Griqua people are represented in the National Khoisan Consultative Conference (Nasionale Khoe-San Oorlegplegende Konferensie) established in Oudtshoorn in 2001. That represents the Capoid "first nation peoples" of South Africa. It participates in research and development projects in co-operation with the government of the Western Cape Province and with the University of the Free State in Bloemfontein. Especially prominent are members of the influential le Fleur clan.

The Griqua established their own church, the Griqua Church, which is Protestant. It has a strong focus on maintaining the Griqua cultural and ethnic identity.

One of several disputed theories as to the origin of Bloemfontein's name connects it to the Griqua leader Jan Bloem (1775–1858). This may be a coincidence, as Bloemfontein is Dutch for "spring of bloom," "flower spring," or "fountain of flowers", and the place could have been named for vegetation.

▸ GIVEN INFORMATION
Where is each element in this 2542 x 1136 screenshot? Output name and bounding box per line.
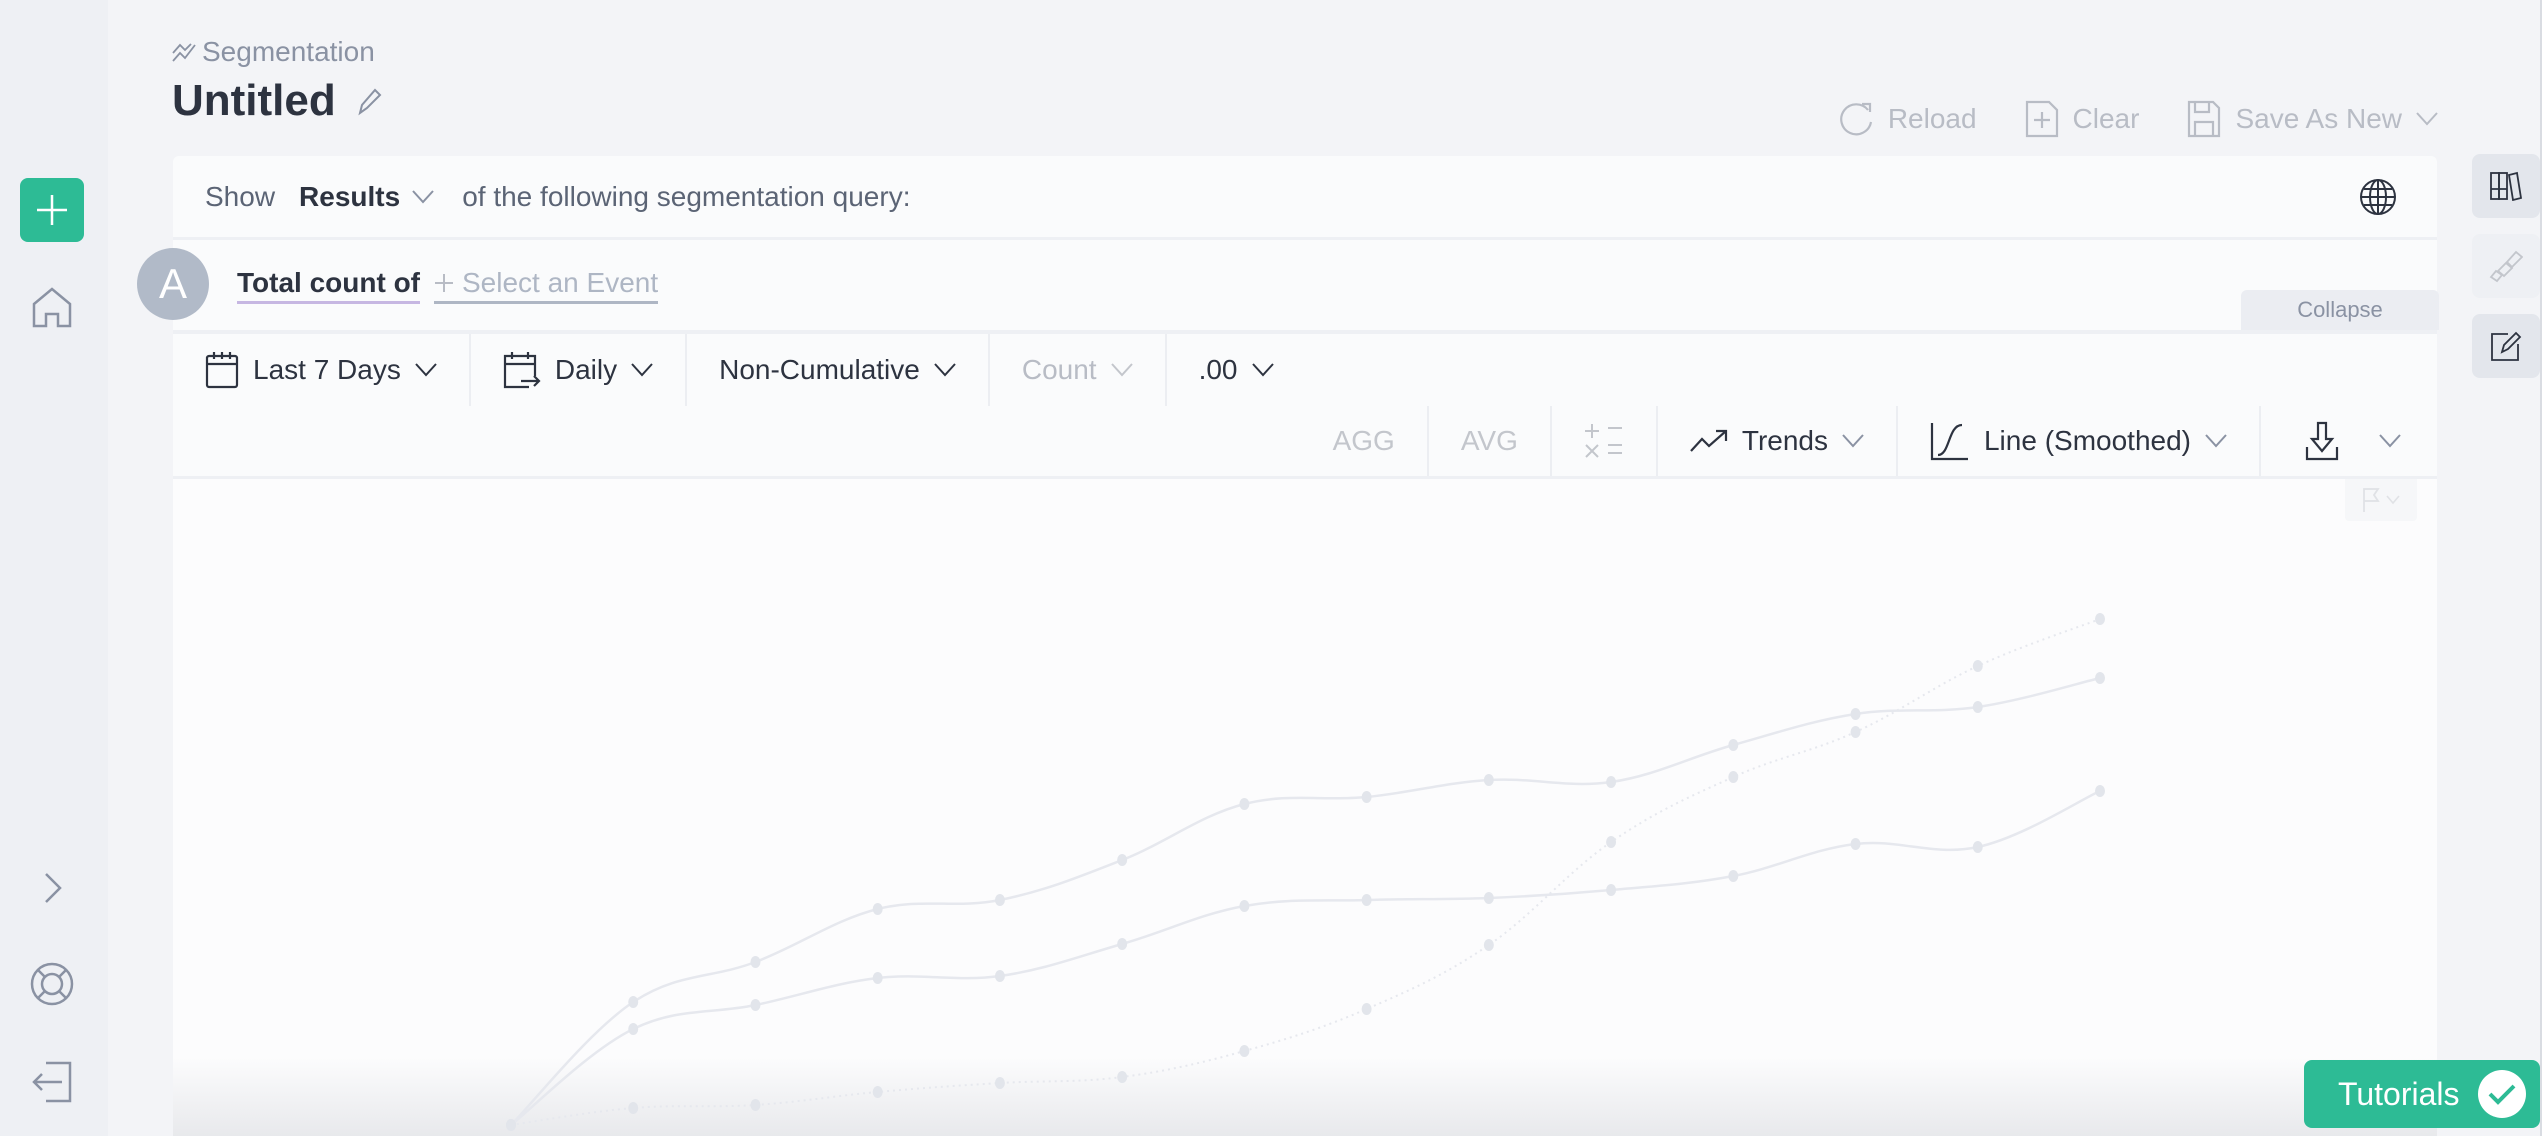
chart-point-series-c-10[interactable] xyxy=(1606,836,1616,848)
chart-point-series-a-2[interactable] xyxy=(628,996,638,1008)
chart-point-series-a-5[interactable] xyxy=(995,894,1005,906)
chart-point-series-a-3[interactable] xyxy=(750,956,760,968)
edit-icon xyxy=(2490,330,2522,362)
chart-point-series-b-4[interactable] xyxy=(873,972,883,984)
chart-point-series-b-8[interactable] xyxy=(1362,894,1372,906)
chart-point-series-b-11[interactable] xyxy=(1728,870,1738,882)
chart-point-series-a-13[interactable] xyxy=(1973,701,1983,713)
chart-point-series-c-9[interactable] xyxy=(1484,939,1494,951)
chart-point-series-c-2[interactable] xyxy=(628,1102,638,1114)
chart-point-series-b-7[interactable] xyxy=(1239,900,1249,912)
query-card: Show Results of the following segmentati… xyxy=(173,156,2437,1136)
check-circle-icon xyxy=(2478,1070,2526,1118)
chart-point-series-c-6[interactable] xyxy=(1117,1071,1127,1083)
chart-point-series-a-6[interactable] xyxy=(1117,854,1127,866)
chart-point-series-b-3[interactable] xyxy=(750,999,760,1011)
chart-point-series-b-9[interactable] xyxy=(1484,892,1494,904)
library-button[interactable] xyxy=(2472,154,2540,218)
chart-point-series-b-5[interactable] xyxy=(995,970,1005,982)
library-icon xyxy=(2490,171,2522,201)
telescope-button[interactable] xyxy=(2472,234,2540,298)
telescope-icon xyxy=(2489,249,2523,283)
chevron-down-icon xyxy=(2386,495,2400,505)
chart-point-series-a-9[interactable] xyxy=(1484,774,1494,786)
chart-point-series-c-1[interactable] xyxy=(506,1119,516,1131)
chart-point-series-c-4[interactable] xyxy=(873,1086,883,1098)
chart-point-series-b-14[interactable] xyxy=(2095,785,2105,797)
chart-point-series-a-11[interactable] xyxy=(1728,739,1738,751)
tutorials-label: Tutorials xyxy=(2338,1076,2460,1113)
chart-point-series-a-12[interactable] xyxy=(1851,708,1861,720)
notes-button[interactable] xyxy=(2472,314,2540,378)
chart-point-series-b-12[interactable] xyxy=(1851,838,1861,850)
chart-point-series-a-7[interactable] xyxy=(1239,798,1249,810)
flag-icon xyxy=(2362,487,2380,513)
chart-point-series-c-11[interactable] xyxy=(1728,771,1738,783)
chart-point-series-a-10[interactable] xyxy=(1606,776,1616,788)
chart-point-series-c-14[interactable] xyxy=(2095,613,2105,625)
chart-area xyxy=(173,476,2437,1136)
chart-point-series-a-8[interactable] xyxy=(1362,791,1372,803)
chart-point-series-b-6[interactable] xyxy=(1117,938,1127,950)
tutorials-button[interactable]: Tutorials xyxy=(2304,1060,2540,1128)
chart-line-series-b xyxy=(511,791,2100,1125)
annotations-button[interactable] xyxy=(2345,479,2417,521)
chart-point-series-c-5[interactable] xyxy=(995,1077,1005,1089)
line-chart xyxy=(0,0,2542,1132)
chart-point-series-c-8[interactable] xyxy=(1362,1003,1372,1015)
chart-point-series-b-2[interactable] xyxy=(628,1023,638,1035)
chart-point-series-b-13[interactable] xyxy=(1973,841,1983,853)
chart-point-series-c-3[interactable] xyxy=(750,1099,760,1111)
chart-point-series-a-14[interactable] xyxy=(2095,672,2105,684)
chart-point-series-c-12[interactable] xyxy=(1851,726,1861,738)
chart-point-series-c-13[interactable] xyxy=(1973,660,1983,672)
chart-point-series-a-4[interactable] xyxy=(873,903,883,915)
chart-line-series-c xyxy=(511,619,2100,1125)
chart-point-series-c-7[interactable] xyxy=(1239,1045,1249,1057)
chart-point-series-b-10[interactable] xyxy=(1606,884,1616,896)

▸ TASK LIST
1 - Echo the passage on the Griqua people, from "Griqua people are" up to and including "and ethnic identity.".
2 - According to the passage on the Griqua people, in what year was the National Khoisan Consultative Conference established in Oudtshoorn?

▸ IN RESPONSE
1 -
Griqua people are represented in the National Khoisan Consultative Conference (Nasionale Khoe-San Oorlegplegende Konferensie) established in Oudtshoorn in 2001. That represents the Capoid "first nation peoples" of South Africa. It participates in research and development projects in co-operation with the government of the Western Cape Province and with the University of the Free State in Bloemfontein. Especially prominent are members of the influential le Fleur clan.

The Griqua established their own church, the Griqua Church, which is Protestant. It has a strong focus on maintaining the Griqua cultural and ethnic identity.

2 - 2001